↓

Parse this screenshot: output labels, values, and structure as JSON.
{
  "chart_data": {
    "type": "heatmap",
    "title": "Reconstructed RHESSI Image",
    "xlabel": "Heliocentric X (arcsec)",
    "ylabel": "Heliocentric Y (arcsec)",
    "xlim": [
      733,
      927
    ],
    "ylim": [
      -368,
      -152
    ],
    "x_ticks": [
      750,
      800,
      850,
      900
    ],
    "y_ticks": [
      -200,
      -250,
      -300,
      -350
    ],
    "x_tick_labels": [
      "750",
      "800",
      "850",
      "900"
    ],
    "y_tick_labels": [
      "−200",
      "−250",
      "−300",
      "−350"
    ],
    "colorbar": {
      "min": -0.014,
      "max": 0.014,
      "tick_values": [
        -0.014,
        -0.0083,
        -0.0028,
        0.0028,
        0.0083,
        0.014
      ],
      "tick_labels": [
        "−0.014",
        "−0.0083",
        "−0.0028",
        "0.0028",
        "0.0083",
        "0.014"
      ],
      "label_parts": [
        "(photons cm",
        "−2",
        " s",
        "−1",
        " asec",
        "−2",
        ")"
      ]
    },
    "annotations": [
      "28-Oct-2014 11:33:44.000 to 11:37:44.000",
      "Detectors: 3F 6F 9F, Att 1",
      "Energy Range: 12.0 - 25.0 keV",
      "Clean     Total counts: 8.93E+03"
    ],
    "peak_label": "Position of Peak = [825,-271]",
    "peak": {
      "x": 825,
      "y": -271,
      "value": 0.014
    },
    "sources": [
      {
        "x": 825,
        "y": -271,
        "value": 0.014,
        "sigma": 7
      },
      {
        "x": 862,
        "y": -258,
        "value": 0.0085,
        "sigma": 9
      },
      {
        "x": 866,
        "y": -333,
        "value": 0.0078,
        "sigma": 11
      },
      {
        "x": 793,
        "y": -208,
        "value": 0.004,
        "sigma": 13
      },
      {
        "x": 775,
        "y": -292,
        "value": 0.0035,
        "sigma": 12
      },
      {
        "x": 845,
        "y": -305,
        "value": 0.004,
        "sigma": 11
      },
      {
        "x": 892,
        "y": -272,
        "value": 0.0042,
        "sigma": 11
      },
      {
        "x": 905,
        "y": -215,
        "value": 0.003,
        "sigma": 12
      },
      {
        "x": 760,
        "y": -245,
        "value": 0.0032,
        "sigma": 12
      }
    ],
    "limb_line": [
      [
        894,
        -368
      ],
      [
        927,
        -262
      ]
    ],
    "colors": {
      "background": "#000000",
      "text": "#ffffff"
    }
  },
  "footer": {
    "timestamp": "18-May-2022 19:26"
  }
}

↑

§ Exercise directions: Write the whole listing out again. Keep every line exactly as it is.

§ Result of the exercise:
Parse this screenshot: output labels, values, and structure as JSON.
{
  "chart_data": {
    "type": "heatmap",
    "title": "Reconstructed RHESSI Image",
    "xlabel": "Heliocentric X (arcsec)",
    "ylabel": "Heliocentric Y (arcsec)",
    "xlim": [
      733,
      927
    ],
    "ylim": [
      -368,
      -152
    ],
    "x_ticks": [
      750,
      800,
      850,
      900
    ],
    "y_ticks": [
      -200,
      -250,
      -300,
      -350
    ],
    "x_tick_labels": [
      "750",
      "800",
      "850",
      "900"
    ],
    "y_tick_labels": [
      "−200",
      "−250",
      "−300",
      "−350"
    ],
    "colorbar": {
      "min": -0.014,
      "max": 0.014,
      "tick_values": [
        -0.014,
        -0.0083,
        -0.0028,
        0.0028,
        0.0083,
        0.014
      ],
      "tick_labels": [
        "−0.014",
        "−0.0083",
        "−0.0028",
        "0.0028",
        "0.0083",
        "0.014"
      ],
      "label_parts": [
        "(photons cm",
        "−2",
        " s",
        "−1",
        " asec",
        "−2",
        ")"
      ]
    },
    "annotations": [
      "28-Oct-2014 11:33:44.000 to 11:37:44.000",
      "Detectors: 3F 6F 9F, Att 1",
      "Energy Range: 12.0 - 25.0 keV",
      "Clean     Total counts: 8.93E+03"
    ],
    "peak_label": "Position of Peak = [825,-271]",
    "peak": {
      "x": 825,
      "y": -271,
      "value": 0.014
    },
    "sources": [
      {
        "x": 825,
        "y": -271,
        "value": 0.014,
        "sigma": 7
      },
      {
        "x": 862,
        "y": -258,
        "value": 0.0085,
        "sigma": 9
      },
      {
        "x": 866,
        "y": -333,
        "value": 0.0078,
        "sigma": 11
      },
      {
        "x": 793,
        "y": -208,
        "value": 0.004,
        "sigma": 13
      },
      {
        "x": 775,
        "y": -292,
        "value": 0.0035,
        "sigma": 12
      },
      {
        "x": 845,
        "y": -305,
        "value": 0.004,
        "sigma": 11
      },
      {
        "x": 892,
        "y": -272,
        "value": 0.0042,
        "sigma": 11
      },
      {
        "x": 905,
        "y": -215,
        "value": 0.003,
        "sigma": 12
      },
      {
        "x": 760,
        "y": -245,
        "value": 0.0032,
        "sigma": 12
      }
    ],
    "limb_line": [
      [
        894,
        -368
      ],
      [
        927,
        -262
      ]
    ],
    "colors": {
      "background": "#000000",
      "text": "#ffffff"
    }
  },
  "footer": {
    "timestamp": "18-May-2022 19:26"
  }
}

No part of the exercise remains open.